Make an exact copy of the lines below.

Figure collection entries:
☆ ☆ ☆ ☆ ☆ ☆ ☆

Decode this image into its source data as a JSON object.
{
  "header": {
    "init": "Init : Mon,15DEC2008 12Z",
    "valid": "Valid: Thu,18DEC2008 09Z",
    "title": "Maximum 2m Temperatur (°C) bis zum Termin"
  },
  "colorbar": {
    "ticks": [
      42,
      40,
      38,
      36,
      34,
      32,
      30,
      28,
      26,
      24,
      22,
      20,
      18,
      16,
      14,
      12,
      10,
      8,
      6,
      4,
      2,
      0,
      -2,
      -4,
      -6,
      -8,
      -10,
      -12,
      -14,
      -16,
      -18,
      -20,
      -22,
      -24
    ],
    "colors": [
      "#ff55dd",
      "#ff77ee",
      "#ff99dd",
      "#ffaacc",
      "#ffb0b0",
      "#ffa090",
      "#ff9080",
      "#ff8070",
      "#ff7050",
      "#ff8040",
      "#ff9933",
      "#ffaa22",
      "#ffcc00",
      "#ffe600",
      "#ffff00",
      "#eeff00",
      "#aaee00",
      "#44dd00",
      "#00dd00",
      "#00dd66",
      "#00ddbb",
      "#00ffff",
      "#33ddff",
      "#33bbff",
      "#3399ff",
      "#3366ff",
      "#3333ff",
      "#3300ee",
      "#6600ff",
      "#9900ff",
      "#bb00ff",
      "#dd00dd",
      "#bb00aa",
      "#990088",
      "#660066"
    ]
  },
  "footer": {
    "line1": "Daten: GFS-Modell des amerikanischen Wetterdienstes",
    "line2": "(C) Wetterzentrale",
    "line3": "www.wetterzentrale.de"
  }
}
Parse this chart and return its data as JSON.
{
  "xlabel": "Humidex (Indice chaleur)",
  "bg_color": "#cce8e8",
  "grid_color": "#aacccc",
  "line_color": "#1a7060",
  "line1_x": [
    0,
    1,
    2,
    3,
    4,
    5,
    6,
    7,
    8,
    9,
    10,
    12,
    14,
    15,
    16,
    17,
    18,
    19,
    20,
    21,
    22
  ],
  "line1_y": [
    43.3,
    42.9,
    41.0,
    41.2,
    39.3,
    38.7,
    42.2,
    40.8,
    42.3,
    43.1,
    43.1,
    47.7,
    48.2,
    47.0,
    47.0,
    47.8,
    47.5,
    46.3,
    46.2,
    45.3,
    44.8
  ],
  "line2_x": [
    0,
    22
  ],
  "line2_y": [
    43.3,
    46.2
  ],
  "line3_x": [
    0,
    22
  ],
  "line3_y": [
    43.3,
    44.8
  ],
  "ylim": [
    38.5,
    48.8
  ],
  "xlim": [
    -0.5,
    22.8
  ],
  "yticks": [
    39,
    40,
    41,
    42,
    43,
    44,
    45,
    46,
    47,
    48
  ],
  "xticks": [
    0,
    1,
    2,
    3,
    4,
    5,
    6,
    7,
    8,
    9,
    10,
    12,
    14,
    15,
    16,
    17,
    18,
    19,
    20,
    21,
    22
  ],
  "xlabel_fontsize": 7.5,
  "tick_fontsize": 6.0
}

☆ ☆ ☆ ☆ ☆ ☆ ☆

### Correct output
Decode this image into its source data as a JSON object.
{
  "header": {
    "init": "Init : Mon,15DEC2008 12Z",
    "valid": "Valid: Thu,18DEC2008 09Z",
    "title": "Maximum 2m Temperatur (°C) bis zum Termin"
  },
  "colorbar": {
    "ticks": [
      42,
      40,
      38,
      36,
      34,
      32,
      30,
      28,
      26,
      24,
      22,
      20,
      18,
      16,
      14,
      12,
      10,
      8,
      6,
      4,
      2,
      0,
      -2,
      -4,
      -6,
      -8,
      -10,
      -12,
      -14,
      -16,
      -18,
      -20,
      -22,
      -24
    ],
    "colors": [
      "#ff55dd",
      "#ff77ee",
      "#ff99dd",
      "#ffaacc",
      "#ffb0b0",
      "#ffa090",
      "#ff9080",
      "#ff8070",
      "#ff7050",
      "#ff8040",
      "#ff9933",
      "#ffaa22",
      "#ffcc00",
      "#ffe600",
      "#ffff00",
      "#eeff00",
      "#aaee00",
      "#44dd00",
      "#00dd00",
      "#00dd66",
      "#00ddbb",
      "#00ffff",
      "#33ddff",
      "#33bbff",
      "#3399ff",
      "#3366ff",
      "#3333ff",
      "#3300ee",
      "#6600ff",
      "#9900ff",
      "#bb00ff",
      "#dd00dd",
      "#bb00aa",
      "#990088",
      "#660066"
    ]
  },
  "footer": {
    "line1": "Daten: GFS-Modell des amerikanischen Wetterdienstes",
    "line2": "(C) Wetterzentrale",
    "line3": "www.wetterzentrale.de"
  }
}
Parse this chart and return its data as JSON.
{
  "xlabel": "Humidex (Indice chaleur)",
  "bg_color": "#cce8e8",
  "grid_color": "#aacccc",
  "line_color": "#1a7060",
  "line1_x": [
    0,
    1,
    2,
    3,
    4,
    5,
    6,
    7,
    8,
    9,
    10,
    12,
    14,
    15,
    16,
    17,
    18,
    19,
    20,
    21,
    22
  ],
  "line1_y": [
    43.3,
    42.9,
    41.0,
    41.2,
    39.3,
    38.7,
    42.2,
    40.8,
    42.3,
    43.1,
    43.1,
    47.7,
    48.2,
    47.0,
    47.0,
    47.8,
    47.5,
    46.3,
    46.2,
    45.3,
    44.8
  ],
  "line2_x": [
    0,
    22
  ],
  "line2_y": [
    43.3,
    46.2
  ],
  "line3_x": [
    0,
    22
  ],
  "line3_y": [
    43.3,
    44.8
  ],
  "ylim": [
    38.5,
    48.8
  ],
  "xlim": [
    -0.5,
    22.8
  ],
  "yticks": [
    39,
    40,
    41,
    42,
    43,
    44,
    45,
    46,
    47,
    48
  ],
  "xticks": [
    0,
    1,
    2,
    3,
    4,
    5,
    6,
    7,
    8,
    9,
    10,
    12,
    14,
    15,
    16,
    17,
    18,
    19,
    20,
    21,
    22
  ],
  "xlabel_fontsize": 7.5,
  "tick_fontsize": 6.0
}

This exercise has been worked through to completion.